→ WHAT THE TASK REQUIRES:
Output all records precisely as written.

[Begin THE DATA]

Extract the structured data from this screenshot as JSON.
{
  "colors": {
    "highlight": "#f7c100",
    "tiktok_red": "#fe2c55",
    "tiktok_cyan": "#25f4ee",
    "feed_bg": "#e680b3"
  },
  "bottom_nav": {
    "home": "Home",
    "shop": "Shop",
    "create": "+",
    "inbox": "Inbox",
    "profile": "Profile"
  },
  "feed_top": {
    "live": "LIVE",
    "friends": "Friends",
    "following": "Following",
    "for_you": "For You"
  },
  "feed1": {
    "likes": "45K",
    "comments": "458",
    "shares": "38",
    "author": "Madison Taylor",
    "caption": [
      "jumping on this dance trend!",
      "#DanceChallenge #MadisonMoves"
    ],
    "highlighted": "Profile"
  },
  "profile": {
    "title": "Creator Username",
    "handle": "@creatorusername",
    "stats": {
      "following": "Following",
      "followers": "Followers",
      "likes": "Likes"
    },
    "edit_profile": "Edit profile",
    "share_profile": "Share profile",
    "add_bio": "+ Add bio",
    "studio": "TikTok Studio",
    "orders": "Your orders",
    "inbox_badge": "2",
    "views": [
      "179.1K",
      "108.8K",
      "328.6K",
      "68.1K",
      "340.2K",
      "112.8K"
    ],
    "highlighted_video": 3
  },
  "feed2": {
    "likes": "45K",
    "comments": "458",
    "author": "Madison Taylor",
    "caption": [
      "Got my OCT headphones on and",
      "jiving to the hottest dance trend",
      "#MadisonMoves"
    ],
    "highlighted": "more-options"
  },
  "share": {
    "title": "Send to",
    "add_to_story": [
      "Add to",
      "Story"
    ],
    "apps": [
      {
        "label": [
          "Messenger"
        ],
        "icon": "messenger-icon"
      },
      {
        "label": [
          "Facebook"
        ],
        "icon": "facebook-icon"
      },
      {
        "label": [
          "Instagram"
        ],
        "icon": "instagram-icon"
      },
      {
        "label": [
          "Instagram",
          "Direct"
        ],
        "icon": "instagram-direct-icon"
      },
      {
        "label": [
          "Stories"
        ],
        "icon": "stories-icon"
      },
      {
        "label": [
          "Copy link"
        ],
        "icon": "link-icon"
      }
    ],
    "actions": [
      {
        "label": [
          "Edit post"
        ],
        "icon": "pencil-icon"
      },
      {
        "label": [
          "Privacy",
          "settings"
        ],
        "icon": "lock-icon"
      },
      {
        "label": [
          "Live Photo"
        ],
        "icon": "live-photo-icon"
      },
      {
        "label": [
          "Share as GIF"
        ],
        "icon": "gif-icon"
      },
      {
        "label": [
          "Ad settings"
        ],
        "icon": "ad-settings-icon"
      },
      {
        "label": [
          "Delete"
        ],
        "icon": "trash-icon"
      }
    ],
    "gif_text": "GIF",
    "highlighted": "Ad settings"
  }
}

[End THE DATA]

→ FULL RESPONSE:
Extract the structured data from this screenshot as JSON.
{
  "colors": {
    "highlight": "#f7c100",
    "tiktok_red": "#fe2c55",
    "tiktok_cyan": "#25f4ee",
    "feed_bg": "#e680b3"
  },
  "bottom_nav": {
    "home": "Home",
    "shop": "Shop",
    "create": "+",
    "inbox": "Inbox",
    "profile": "Profile"
  },
  "feed_top": {
    "live": "LIVE",
    "friends": "Friends",
    "following": "Following",
    "for_you": "For You"
  },
  "feed1": {
    "likes": "45K",
    "comments": "458",
    "shares": "38",
    "author": "Madison Taylor",
    "caption": [
      "jumping on this dance trend!",
      "#DanceChallenge #MadisonMoves"
    ],
    "highlighted": "Profile"
  },
  "profile": {
    "title": "Creator Username",
    "handle": "@creatorusername",
    "stats": {
      "following": "Following",
      "followers": "Followers",
      "likes": "Likes"
    },
    "edit_profile": "Edit profile",
    "share_profile": "Share profile",
    "add_bio": "+ Add bio",
    "studio": "TikTok Studio",
    "orders": "Your orders",
    "inbox_badge": "2",
    "views": [
      "179.1K",
      "108.8K",
      "328.6K",
      "68.1K",
      "340.2K",
      "112.8K"
    ],
    "highlighted_video": 3
  },
  "feed2": {
    "likes": "45K",
    "comments": "458",
    "author": "Madison Taylor",
    "caption": [
      "Got my OCT headphones on and",
      "jiving to the hottest dance trend",
      "#MadisonMoves"
    ],
    "highlighted": "more-options"
  },
  "share": {
    "title": "Send to",
    "add_to_story": [
      "Add to",
      "Story"
    ],
    "apps": [
      {
        "label": [
          "Messenger"
        ],
        "icon": "messenger-icon"
      },
      {
        "label": [
          "Facebook"
        ],
        "icon": "facebook-icon"
      },
      {
        "label": [
          "Instagram"
        ],
        "icon": "instagram-icon"
      },
      {
        "label": [
          "Instagram",
          "Direct"
        ],
        "icon": "instagram-direct-icon"
      },
      {
        "label": [
          "Stories"
        ],
        "icon": "stories-icon"
      },
      {
        "label": [
          "Copy link"
        ],
        "icon": "link-icon"
      }
    ],
    "actions": [
      {
        "label": [
          "Edit post"
        ],
        "icon": "pencil-icon"
      },
      {
        "label": [
          "Privacy",
          "settings"
        ],
        "icon": "lock-icon"
      },
      {
        "label": [
          "Live Photo"
        ],
        "icon": "live-photo-icon"
      },
      {
        "label": [
          "Share as GIF"
        ],
        "icon": "gif-icon"
      },
      {
        "label": [
          "Ad settings"
        ],
        "icon": "ad-settings-icon"
      },
      {
        "label": [
          "Delete"
        ],
        "icon": "trash-icon"
      }
    ],
    "gif_text": "GIF",
    "highlighted": "Ad settings"
  }
}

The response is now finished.